* BEGIN SOURCE RECORDS *

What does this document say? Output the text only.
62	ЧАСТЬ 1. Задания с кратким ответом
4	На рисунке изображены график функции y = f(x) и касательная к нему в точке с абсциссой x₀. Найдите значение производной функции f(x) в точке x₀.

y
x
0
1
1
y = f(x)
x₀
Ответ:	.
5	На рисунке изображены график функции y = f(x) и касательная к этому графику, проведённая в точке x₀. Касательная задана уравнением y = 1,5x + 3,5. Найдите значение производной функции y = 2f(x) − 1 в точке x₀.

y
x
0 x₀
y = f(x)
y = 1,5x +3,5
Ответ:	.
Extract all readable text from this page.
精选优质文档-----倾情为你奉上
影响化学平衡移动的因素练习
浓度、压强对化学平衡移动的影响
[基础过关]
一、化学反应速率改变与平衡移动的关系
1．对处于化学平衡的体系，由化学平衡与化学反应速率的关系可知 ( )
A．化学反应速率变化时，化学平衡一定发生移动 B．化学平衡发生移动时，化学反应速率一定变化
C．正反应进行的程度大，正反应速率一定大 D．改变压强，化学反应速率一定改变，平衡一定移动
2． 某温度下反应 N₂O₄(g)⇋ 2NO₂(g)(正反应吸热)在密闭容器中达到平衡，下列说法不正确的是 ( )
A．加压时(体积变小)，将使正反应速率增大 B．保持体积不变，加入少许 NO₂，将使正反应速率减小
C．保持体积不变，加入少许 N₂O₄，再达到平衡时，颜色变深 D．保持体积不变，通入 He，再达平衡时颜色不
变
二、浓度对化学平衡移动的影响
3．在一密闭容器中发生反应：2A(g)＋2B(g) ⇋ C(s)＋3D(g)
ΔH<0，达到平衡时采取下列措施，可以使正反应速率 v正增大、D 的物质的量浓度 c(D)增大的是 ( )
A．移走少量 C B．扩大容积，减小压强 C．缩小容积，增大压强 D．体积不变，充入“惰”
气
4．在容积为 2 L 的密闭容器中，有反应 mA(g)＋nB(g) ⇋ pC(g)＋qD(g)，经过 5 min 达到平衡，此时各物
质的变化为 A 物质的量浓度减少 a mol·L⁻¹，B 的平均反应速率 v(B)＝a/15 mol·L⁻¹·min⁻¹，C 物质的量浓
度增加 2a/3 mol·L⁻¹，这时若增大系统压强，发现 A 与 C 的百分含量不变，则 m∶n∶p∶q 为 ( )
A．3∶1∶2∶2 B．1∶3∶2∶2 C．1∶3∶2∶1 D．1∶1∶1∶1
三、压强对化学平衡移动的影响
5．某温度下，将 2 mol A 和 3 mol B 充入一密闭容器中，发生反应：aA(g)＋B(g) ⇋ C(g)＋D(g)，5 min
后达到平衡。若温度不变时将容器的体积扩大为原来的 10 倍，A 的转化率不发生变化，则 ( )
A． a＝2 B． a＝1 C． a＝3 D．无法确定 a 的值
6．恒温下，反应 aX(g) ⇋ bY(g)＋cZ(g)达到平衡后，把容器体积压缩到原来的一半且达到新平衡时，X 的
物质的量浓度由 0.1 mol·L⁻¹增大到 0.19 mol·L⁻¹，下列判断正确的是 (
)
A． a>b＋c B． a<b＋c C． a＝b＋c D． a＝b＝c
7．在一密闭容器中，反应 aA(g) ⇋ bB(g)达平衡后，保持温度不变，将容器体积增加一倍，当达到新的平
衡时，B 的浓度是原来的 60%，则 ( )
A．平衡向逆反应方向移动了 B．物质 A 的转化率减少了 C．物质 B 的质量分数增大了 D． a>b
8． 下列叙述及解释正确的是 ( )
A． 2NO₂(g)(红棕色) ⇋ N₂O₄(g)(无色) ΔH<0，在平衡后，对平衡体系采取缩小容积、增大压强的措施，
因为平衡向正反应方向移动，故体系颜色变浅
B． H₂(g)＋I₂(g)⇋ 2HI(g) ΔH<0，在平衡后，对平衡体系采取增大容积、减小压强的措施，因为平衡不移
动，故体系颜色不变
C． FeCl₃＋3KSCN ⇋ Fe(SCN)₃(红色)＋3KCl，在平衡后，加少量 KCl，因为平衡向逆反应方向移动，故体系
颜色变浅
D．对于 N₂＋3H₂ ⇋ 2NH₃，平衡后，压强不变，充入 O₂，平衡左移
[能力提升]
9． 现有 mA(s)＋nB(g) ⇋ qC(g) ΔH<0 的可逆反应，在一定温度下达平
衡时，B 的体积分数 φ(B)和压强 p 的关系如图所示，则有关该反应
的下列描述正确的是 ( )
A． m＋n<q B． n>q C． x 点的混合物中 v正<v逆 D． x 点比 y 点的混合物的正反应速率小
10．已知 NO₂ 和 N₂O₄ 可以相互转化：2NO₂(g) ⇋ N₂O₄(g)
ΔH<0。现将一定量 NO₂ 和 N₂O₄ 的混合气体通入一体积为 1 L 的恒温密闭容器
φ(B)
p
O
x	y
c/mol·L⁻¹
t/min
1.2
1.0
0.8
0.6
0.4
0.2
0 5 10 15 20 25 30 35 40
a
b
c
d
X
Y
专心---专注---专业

* END SOURCE RECORDS *

* AIM
Count up every line above that has the word "N₂O₄" in it; answer with the number alone.

* FULL OUTPUT
5